■ Your goal: Determine which lines contain the word "JSON", then copy those lines.

******

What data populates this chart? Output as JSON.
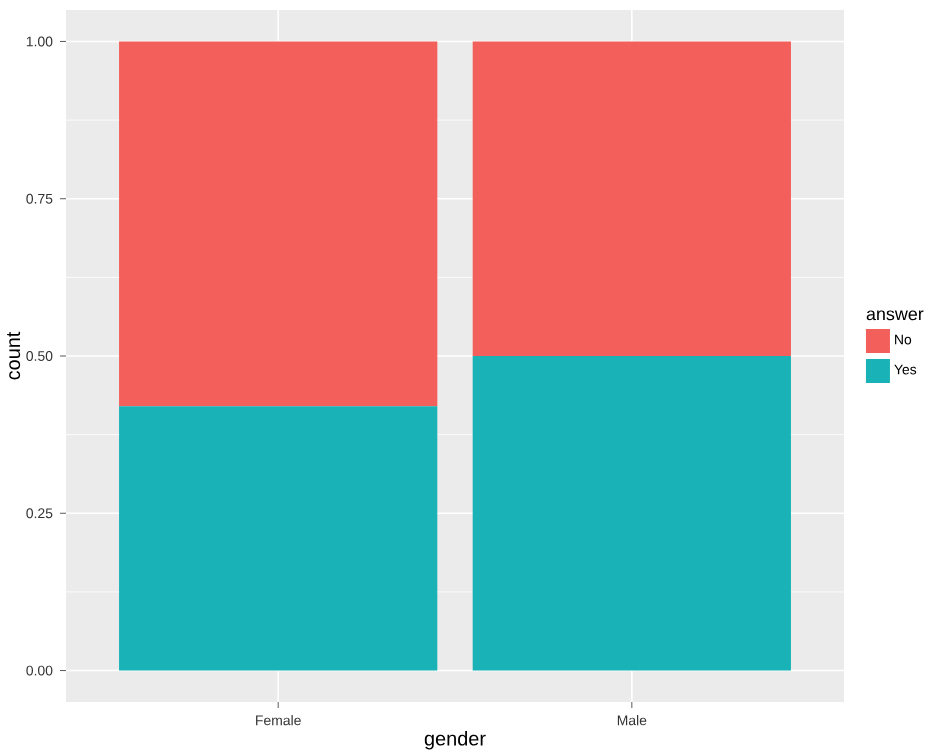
{
  "chart_data": {
    "type": "bar",
    "stacked": true,
    "xlabel": "gender",
    "ylabel": "count",
    "legend_title": "answer",
    "categories": [
      "Female",
      "Male"
    ],
    "series": [
      {
        "name": "Yes",
        "color": "#19b3b7",
        "values": [
          0.42,
          0.5
        ]
      },
      {
        "name": "No",
        "color": "#f35f5a",
        "values": [
          0.58,
          0.5
        ]
      }
    ],
    "ylim": [
      -0.05,
      1.05
    ],
    "yticks": [
      {
        "value": 0,
        "label": "0.00"
      },
      {
        "value": 0.25,
        "label": "0.25"
      },
      {
        "value": 0.5,
        "label": "0.50"
      },
      {
        "value": 0.75,
        "label": "0.75"
      },
      {
        "value": 1,
        "label": "1.00"
      }
    ],
    "grid": true,
    "legend": "right"
  }
}
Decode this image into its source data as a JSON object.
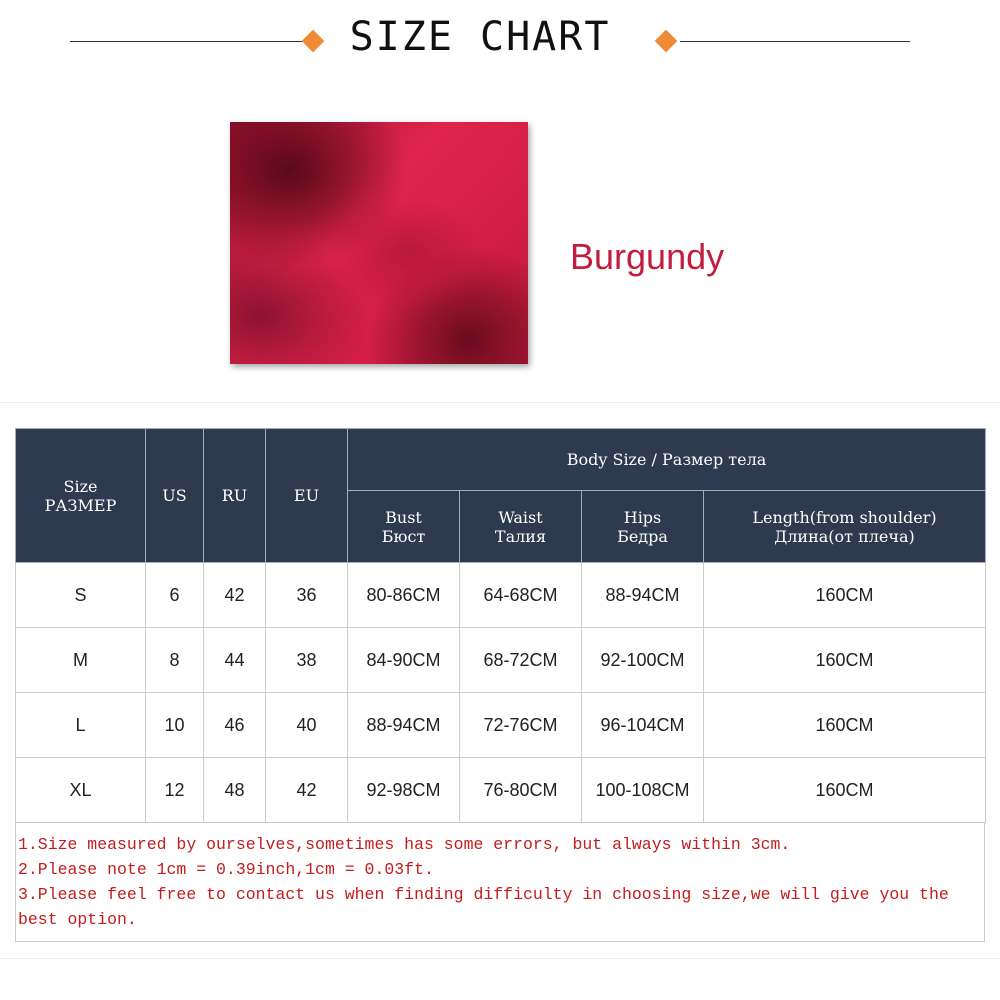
{
  "header": {
    "title": "SIZE CHART",
    "accent": "#f08a34"
  },
  "product": {
    "color_name": "Burgundy",
    "color_hex": "#c21d3d"
  },
  "table": {
    "size_header": [
      "Size",
      "РАЗМЕР"
    ],
    "us": "US",
    "ru": "RU",
    "eu": "EU",
    "body_size": "Body Size / Размер тела",
    "measures": [
      [
        "Bust",
        "Бюст"
      ],
      [
        "Waist",
        "Талия"
      ],
      [
        "Hips",
        "Бедра"
      ],
      [
        "Length(from shoulder)",
        "Длина(от плеча)"
      ]
    ],
    "rows": [
      [
        "S",
        "6",
        "42",
        "36",
        "80-86CM",
        "64-68CM",
        "88-94CM",
        "160CM"
      ],
      [
        "M",
        "8",
        "44",
        "38",
        "84-90CM",
        "68-72CM",
        "92-100CM",
        "160CM"
      ],
      [
        "L",
        "10",
        "46",
        "40",
        "88-94CM",
        "72-76CM",
        "96-104CM",
        "160CM"
      ],
      [
        "XL",
        "12",
        "48",
        "42",
        "92-98CM",
        "76-80CM",
        "100-108CM",
        "160CM"
      ]
    ]
  },
  "notes": [
    "1.Size measured by ourselves,sometimes has some errors, but always within 3cm.",
    "2.Please note 1cm = 0.39inch,1cm  = 0.03ft.",
    "3.Please feel free to contact us when finding difficulty in choosing size,we will give you the best option."
  ]
}
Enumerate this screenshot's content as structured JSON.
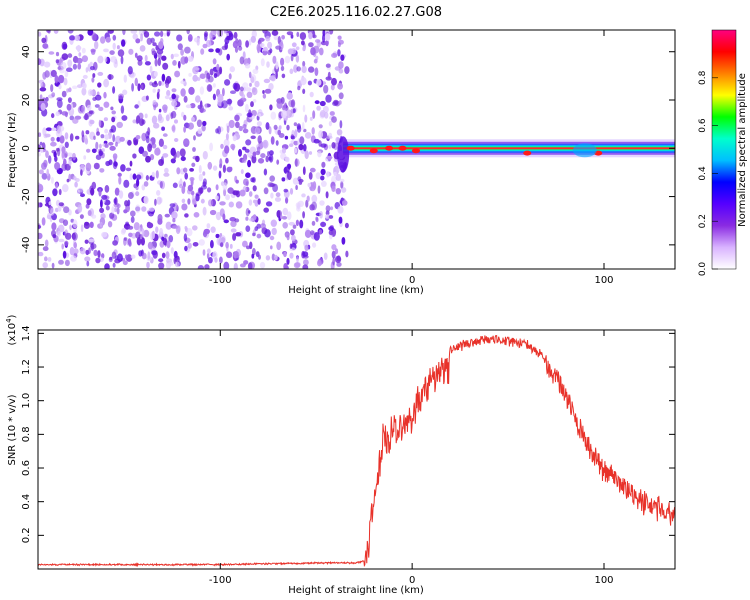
{
  "title": "C2E6.2025.116.02.27.G08",
  "chart_data": [
    {
      "type": "heatmap",
      "xlabel": "Height of straight line (km)",
      "ylabel": "Frequency (Hz)",
      "xlim": [
        -195,
        137
      ],
      "ylim": [
        -50,
        49
      ],
      "xticks": [
        -100,
        0,
        100
      ],
      "yticks": [
        -40,
        -20,
        0,
        20,
        40
      ],
      "noise_region_x": [
        -195,
        -37
      ],
      "signal_line": {
        "freq_hz": 0,
        "x_start": -37,
        "x_end": 137,
        "peaks": [
          {
            "x": -32,
            "y": 0
          },
          {
            "x": -20,
            "y": -1
          },
          {
            "x": -12,
            "y": 0
          },
          {
            "x": -5,
            "y": 0
          },
          {
            "x": 2,
            "y": -1
          },
          {
            "x": 60,
            "y": -2
          },
          {
            "x": 97,
            "y": -2
          }
        ]
      },
      "colorbar": {
        "label": "Normalized spectral amplitude",
        "range": [
          0,
          1
        ],
        "ticks": [
          0.0,
          0.2,
          0.4,
          0.6,
          0.8
        ],
        "colors": [
          "#ffffff",
          "#d9b3ff",
          "#8a2be2",
          "#5500ff",
          "#0000ff",
          "#00bfff",
          "#00ffcc",
          "#00ff00",
          "#ffff00",
          "#ff8000",
          "#ff0000",
          "#ff0080"
        ]
      }
    },
    {
      "type": "line",
      "xlabel": "Height of straight line (km)",
      "ylabel": "SNR (10 * v/v)",
      "yunit_label": "(x10",
      "yunit_exp": "4",
      "yunit_close": ")",
      "xlim": [
        -195,
        137
      ],
      "ylim": [
        0,
        1.42
      ],
      "xticks": [
        -100,
        0,
        100
      ],
      "yticks": [
        0.2,
        0.4,
        0.6,
        0.8,
        1.0,
        1.2,
        1.4
      ],
      "color": "#e8322a",
      "x": [
        -195,
        -150,
        -100,
        -50,
        -30,
        -25,
        -23,
        -20,
        -17,
        -15,
        -12,
        -10,
        -7,
        -5,
        -2,
        0,
        5,
        10,
        15,
        20,
        25,
        30,
        35,
        40,
        45,
        50,
        55,
        60,
        65,
        70,
        75,
        80,
        85,
        90,
        95,
        100,
        105,
        110,
        115,
        120,
        125,
        130,
        137
      ],
      "y": [
        0.03,
        0.03,
        0.03,
        0.04,
        0.04,
        0.05,
        0.25,
        0.5,
        0.7,
        0.9,
        0.85,
        0.92,
        0.95,
        0.9,
        1.0,
        1.0,
        1.1,
        1.2,
        1.27,
        1.32,
        1.35,
        1.37,
        1.38,
        1.39,
        1.39,
        1.38,
        1.37,
        1.36,
        1.32,
        1.27,
        1.2,
        1.08,
        0.95,
        0.82,
        0.72,
        0.65,
        0.6,
        0.55,
        0.5,
        0.46,
        0.43,
        0.41,
        0.39
      ]
    }
  ]
}
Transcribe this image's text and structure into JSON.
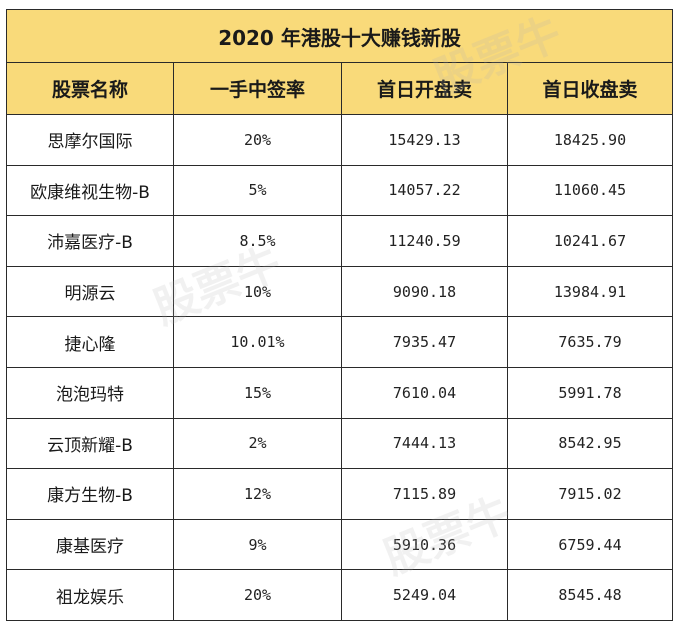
{
  "table": {
    "title": "2020 年港股十大赚钱新股",
    "headers": [
      "股票名称",
      "一手中签率",
      "首日开盘卖",
      "首日收盘卖"
    ],
    "rows": [
      [
        "思摩尔国际",
        "20%",
        "15429.13",
        "18425.90"
      ],
      [
        "欧康维视生物-B",
        "5%",
        "14057.22",
        "11060.45"
      ],
      [
        "沛嘉医疗-B",
        "8.5%",
        "11240.59",
        "10241.67"
      ],
      [
        "明源云",
        "10%",
        "9090.18",
        "13984.91"
      ],
      [
        "捷心隆",
        "10.01%",
        "7935.47",
        "7635.79"
      ],
      [
        "泡泡玛特",
        "15%",
        "7610.04",
        "5991.78"
      ],
      [
        "云顶新耀-B",
        "2%",
        "7444.13",
        "8542.95"
      ],
      [
        "康方生物-B",
        "12%",
        "7115.89",
        "7915.02"
      ],
      [
        "康基医疗",
        "9%",
        "5910.36",
        "6759.44"
      ],
      [
        "祖龙娱乐",
        "20%",
        "5249.04",
        "8545.48"
      ]
    ]
  },
  "watermark": "股票牛"
}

******

■ Final result:
What data populates this chart? Output as JSON.
Decode this image into its source data as a JSON object.
Enumerate this screenshot's content as structured JSON.
Transcribe this image's text and structure into JSON.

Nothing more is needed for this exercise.